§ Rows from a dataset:
___

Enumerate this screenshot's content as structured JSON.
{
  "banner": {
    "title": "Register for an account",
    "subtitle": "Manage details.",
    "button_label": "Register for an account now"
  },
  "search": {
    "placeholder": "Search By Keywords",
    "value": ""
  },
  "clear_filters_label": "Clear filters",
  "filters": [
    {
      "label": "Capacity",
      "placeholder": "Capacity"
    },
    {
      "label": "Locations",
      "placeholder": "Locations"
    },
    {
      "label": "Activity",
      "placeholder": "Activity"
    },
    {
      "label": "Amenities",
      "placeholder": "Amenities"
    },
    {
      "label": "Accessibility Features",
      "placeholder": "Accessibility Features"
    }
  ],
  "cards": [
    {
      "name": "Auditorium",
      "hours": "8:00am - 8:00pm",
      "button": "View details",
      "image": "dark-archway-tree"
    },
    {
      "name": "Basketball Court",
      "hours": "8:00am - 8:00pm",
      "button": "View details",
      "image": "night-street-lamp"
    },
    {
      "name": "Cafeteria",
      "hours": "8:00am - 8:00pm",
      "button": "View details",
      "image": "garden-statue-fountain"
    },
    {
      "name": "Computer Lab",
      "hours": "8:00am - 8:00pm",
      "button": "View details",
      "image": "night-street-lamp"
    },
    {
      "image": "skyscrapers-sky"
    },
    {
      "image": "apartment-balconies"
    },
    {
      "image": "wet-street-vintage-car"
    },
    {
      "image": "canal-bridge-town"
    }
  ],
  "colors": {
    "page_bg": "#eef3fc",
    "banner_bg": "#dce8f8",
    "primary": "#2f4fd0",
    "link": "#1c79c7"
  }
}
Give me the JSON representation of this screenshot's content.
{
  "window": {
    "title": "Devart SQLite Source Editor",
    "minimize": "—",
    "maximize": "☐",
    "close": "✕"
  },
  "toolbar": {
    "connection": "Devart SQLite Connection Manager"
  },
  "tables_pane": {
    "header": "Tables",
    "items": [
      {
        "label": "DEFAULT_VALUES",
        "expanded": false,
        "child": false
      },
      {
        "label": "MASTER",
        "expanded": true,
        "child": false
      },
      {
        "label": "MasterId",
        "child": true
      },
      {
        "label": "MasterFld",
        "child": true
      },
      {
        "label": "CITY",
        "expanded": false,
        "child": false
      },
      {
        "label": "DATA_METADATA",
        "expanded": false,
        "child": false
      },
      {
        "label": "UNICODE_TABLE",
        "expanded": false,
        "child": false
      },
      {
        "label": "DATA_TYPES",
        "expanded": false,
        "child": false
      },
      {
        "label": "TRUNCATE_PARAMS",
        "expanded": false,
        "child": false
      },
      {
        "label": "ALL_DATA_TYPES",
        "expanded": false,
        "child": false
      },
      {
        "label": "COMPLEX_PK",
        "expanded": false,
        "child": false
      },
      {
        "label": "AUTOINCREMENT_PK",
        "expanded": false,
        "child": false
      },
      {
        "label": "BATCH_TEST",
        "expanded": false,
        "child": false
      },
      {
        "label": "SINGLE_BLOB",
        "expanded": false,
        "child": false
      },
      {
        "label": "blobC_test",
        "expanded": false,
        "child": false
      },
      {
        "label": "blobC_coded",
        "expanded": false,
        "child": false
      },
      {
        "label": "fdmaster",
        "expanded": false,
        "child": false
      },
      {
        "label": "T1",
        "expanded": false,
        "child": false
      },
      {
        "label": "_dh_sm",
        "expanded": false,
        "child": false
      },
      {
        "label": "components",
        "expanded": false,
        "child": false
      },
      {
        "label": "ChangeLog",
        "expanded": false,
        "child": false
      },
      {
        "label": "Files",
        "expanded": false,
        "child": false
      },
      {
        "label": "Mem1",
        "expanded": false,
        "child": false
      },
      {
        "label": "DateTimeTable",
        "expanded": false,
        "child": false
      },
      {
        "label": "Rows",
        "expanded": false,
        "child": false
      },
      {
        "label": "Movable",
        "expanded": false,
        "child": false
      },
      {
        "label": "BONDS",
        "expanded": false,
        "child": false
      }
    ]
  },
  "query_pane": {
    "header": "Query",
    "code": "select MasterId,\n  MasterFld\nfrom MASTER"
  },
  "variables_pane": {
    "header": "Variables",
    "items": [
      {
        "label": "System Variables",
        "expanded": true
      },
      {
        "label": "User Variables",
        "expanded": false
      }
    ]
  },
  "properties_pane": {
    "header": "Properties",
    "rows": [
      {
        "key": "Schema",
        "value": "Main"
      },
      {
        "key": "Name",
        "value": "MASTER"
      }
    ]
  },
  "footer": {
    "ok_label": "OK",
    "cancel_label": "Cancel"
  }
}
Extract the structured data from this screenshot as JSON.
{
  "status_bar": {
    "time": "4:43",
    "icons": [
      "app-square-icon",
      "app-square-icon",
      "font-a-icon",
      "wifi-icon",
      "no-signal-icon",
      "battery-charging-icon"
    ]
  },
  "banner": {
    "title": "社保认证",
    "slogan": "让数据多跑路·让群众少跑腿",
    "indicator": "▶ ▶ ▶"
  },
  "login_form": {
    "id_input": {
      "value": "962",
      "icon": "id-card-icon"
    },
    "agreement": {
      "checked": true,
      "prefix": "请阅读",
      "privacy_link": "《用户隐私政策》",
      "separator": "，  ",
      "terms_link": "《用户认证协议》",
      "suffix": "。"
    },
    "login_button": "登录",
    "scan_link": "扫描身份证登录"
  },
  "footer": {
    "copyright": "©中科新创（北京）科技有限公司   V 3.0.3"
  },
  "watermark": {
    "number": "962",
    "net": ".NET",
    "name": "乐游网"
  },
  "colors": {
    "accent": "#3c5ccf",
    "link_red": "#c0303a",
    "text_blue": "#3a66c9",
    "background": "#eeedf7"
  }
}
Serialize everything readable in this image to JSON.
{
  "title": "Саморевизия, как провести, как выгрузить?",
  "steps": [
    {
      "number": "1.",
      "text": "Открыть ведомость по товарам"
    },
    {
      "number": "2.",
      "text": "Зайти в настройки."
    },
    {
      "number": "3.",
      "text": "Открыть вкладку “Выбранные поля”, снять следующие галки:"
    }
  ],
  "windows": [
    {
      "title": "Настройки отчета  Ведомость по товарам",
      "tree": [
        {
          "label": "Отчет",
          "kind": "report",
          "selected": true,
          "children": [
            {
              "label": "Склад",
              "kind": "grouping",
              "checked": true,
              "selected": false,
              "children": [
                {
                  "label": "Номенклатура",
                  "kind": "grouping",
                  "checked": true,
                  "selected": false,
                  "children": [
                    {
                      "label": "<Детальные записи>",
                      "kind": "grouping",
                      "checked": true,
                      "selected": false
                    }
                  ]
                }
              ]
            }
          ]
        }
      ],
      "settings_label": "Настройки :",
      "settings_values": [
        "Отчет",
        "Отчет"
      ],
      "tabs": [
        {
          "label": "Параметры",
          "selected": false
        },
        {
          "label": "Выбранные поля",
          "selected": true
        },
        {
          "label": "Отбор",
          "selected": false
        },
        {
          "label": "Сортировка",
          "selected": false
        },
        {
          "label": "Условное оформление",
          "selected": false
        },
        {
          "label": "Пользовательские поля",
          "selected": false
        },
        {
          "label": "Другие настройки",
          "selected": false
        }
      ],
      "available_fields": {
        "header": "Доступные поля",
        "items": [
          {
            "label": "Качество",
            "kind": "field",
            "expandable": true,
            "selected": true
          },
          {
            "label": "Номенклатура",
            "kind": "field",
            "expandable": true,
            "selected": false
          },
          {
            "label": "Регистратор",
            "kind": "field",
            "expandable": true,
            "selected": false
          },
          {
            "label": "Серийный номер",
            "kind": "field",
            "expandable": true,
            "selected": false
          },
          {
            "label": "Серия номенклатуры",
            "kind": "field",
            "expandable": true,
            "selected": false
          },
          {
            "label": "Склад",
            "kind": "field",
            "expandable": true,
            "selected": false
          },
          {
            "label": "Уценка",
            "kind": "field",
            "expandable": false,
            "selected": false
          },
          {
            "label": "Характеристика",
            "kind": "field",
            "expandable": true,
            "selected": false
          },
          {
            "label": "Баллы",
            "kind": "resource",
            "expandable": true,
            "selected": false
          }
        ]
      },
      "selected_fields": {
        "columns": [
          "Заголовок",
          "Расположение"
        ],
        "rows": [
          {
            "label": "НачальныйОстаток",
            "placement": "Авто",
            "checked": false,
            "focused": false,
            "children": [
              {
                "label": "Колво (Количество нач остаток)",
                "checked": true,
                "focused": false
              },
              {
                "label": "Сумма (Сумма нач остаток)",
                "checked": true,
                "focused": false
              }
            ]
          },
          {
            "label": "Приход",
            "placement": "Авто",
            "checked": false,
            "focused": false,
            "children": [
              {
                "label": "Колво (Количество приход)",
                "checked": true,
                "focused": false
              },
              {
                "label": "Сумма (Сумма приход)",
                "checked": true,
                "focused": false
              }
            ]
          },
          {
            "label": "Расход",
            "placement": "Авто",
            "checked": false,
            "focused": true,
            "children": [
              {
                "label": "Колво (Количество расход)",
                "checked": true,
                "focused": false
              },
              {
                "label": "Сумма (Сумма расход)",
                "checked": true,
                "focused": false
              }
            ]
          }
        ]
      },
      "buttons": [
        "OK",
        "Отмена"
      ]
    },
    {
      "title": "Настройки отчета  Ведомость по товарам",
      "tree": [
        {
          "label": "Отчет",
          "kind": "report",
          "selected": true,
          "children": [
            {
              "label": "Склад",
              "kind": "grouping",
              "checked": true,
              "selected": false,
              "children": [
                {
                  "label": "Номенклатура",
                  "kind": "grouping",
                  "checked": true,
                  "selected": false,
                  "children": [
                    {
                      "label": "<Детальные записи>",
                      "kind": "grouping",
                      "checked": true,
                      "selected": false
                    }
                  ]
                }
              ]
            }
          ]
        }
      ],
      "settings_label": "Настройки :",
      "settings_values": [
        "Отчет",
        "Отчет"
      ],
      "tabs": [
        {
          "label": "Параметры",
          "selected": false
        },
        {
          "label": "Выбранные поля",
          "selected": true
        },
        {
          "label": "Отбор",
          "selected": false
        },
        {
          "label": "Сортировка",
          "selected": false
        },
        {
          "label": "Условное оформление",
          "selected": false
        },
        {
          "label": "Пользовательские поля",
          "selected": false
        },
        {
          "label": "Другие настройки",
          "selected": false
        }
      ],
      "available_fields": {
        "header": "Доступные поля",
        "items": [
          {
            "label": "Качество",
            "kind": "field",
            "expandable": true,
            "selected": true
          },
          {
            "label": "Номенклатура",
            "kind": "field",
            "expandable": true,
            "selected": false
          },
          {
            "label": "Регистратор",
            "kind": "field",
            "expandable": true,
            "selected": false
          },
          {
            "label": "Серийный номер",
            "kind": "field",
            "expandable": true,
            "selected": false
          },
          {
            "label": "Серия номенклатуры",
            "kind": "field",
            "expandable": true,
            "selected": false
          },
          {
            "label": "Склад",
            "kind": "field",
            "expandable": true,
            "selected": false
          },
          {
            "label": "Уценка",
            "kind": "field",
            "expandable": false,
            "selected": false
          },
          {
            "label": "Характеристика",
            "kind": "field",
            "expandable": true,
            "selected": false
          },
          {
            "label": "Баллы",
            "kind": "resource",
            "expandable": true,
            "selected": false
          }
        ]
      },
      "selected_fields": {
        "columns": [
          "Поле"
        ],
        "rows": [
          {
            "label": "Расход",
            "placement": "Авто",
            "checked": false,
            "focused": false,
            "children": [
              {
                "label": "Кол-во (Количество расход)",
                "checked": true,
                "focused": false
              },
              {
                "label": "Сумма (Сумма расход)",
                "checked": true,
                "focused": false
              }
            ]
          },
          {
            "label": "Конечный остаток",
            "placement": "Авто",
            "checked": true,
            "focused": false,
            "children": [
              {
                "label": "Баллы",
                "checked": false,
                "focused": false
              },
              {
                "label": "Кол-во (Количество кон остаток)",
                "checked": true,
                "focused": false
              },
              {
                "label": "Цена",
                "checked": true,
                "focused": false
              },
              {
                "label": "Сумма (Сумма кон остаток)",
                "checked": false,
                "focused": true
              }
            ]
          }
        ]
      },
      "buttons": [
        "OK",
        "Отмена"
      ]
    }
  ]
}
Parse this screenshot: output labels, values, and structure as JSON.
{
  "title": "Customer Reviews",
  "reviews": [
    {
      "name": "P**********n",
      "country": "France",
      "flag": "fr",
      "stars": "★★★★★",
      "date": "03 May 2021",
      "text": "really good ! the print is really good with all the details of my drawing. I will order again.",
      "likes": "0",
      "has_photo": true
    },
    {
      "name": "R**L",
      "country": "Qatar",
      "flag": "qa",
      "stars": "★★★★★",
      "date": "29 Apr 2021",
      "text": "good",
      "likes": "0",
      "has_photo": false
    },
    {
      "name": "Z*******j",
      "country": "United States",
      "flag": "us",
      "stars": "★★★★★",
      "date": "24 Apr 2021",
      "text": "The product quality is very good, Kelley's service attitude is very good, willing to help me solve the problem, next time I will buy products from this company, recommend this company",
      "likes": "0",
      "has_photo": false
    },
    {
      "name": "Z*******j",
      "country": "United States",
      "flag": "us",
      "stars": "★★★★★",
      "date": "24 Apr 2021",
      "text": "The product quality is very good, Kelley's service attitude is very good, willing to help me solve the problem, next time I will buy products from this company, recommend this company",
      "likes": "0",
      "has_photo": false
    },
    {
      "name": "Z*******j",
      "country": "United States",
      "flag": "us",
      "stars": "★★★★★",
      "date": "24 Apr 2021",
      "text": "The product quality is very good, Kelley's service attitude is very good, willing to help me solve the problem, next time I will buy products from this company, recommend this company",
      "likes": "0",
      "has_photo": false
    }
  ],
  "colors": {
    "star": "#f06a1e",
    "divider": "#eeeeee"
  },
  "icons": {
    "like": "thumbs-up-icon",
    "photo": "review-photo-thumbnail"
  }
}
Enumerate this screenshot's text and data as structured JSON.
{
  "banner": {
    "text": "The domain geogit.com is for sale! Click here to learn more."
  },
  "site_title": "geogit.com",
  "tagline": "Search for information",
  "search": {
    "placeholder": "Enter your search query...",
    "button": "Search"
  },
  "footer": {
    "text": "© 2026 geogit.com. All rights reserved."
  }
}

___

§ Exercise details: All lines from the one that contains "Enumerate this screenshot's text" through the end of the material are to be quoted exactly, with both ends included.

§ Worked solution:
Enumerate this screenshot's text and data as structured JSON.
{
  "banner": {
    "text": "The domain geogit.com is for sale! Click here to learn more."
  },
  "site_title": "geogit.com",
  "tagline": "Search for information",
  "search": {
    "placeholder": "Enter your search query...",
    "button": "Search"
  },
  "footer": {
    "text": "© 2026 geogit.com. All rights reserved."
  }
}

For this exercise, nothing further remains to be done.